Objective » Reproduce the records below word for word, from their first line through the line containing "- series-line-0: [105, 112, 868, 607]", including both of those lines.

Records »
== == ==

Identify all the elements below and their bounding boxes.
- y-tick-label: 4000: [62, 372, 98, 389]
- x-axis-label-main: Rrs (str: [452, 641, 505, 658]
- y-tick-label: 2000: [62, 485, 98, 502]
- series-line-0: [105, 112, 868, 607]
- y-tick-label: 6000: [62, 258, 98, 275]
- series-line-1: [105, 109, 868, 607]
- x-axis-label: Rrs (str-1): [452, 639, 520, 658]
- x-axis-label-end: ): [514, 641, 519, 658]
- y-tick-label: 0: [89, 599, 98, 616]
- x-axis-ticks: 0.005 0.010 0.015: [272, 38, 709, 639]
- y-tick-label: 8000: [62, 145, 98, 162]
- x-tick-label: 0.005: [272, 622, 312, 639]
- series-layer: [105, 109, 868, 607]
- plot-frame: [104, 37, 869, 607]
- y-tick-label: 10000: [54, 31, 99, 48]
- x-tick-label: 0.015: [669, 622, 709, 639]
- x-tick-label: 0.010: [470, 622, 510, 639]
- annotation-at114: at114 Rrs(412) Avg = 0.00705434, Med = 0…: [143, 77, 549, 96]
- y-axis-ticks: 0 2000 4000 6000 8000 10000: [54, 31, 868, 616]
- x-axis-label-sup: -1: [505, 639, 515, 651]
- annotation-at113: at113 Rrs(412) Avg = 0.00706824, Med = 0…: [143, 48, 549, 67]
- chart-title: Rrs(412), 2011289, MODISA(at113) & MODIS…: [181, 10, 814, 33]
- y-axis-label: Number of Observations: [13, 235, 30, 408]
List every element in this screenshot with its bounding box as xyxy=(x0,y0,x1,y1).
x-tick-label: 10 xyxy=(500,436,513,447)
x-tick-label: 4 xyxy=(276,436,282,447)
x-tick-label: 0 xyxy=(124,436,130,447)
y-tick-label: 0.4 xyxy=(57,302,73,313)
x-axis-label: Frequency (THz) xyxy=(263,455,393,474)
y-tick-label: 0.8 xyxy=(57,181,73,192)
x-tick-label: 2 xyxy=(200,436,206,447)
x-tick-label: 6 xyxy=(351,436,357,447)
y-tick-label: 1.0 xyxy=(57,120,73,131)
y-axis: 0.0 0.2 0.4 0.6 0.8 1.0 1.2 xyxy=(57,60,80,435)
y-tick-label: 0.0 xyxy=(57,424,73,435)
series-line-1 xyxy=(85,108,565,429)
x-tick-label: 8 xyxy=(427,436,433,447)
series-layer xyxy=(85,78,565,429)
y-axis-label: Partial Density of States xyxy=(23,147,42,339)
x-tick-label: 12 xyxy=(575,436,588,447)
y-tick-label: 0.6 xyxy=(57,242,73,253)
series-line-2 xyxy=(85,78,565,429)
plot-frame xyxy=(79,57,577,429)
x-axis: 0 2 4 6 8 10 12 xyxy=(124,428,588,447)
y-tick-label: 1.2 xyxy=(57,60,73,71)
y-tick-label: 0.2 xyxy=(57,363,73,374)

== == ==

Written response »
Identify all the elements below and their bounding boxes.
- y-tick-label: 4000: [62, 372, 98, 389]
- x-axis-label-main: Rrs (str: [452, 641, 505, 658]
- y-tick-label: 2000: [62, 485, 98, 502]
- series-line-0: [105, 112, 868, 607]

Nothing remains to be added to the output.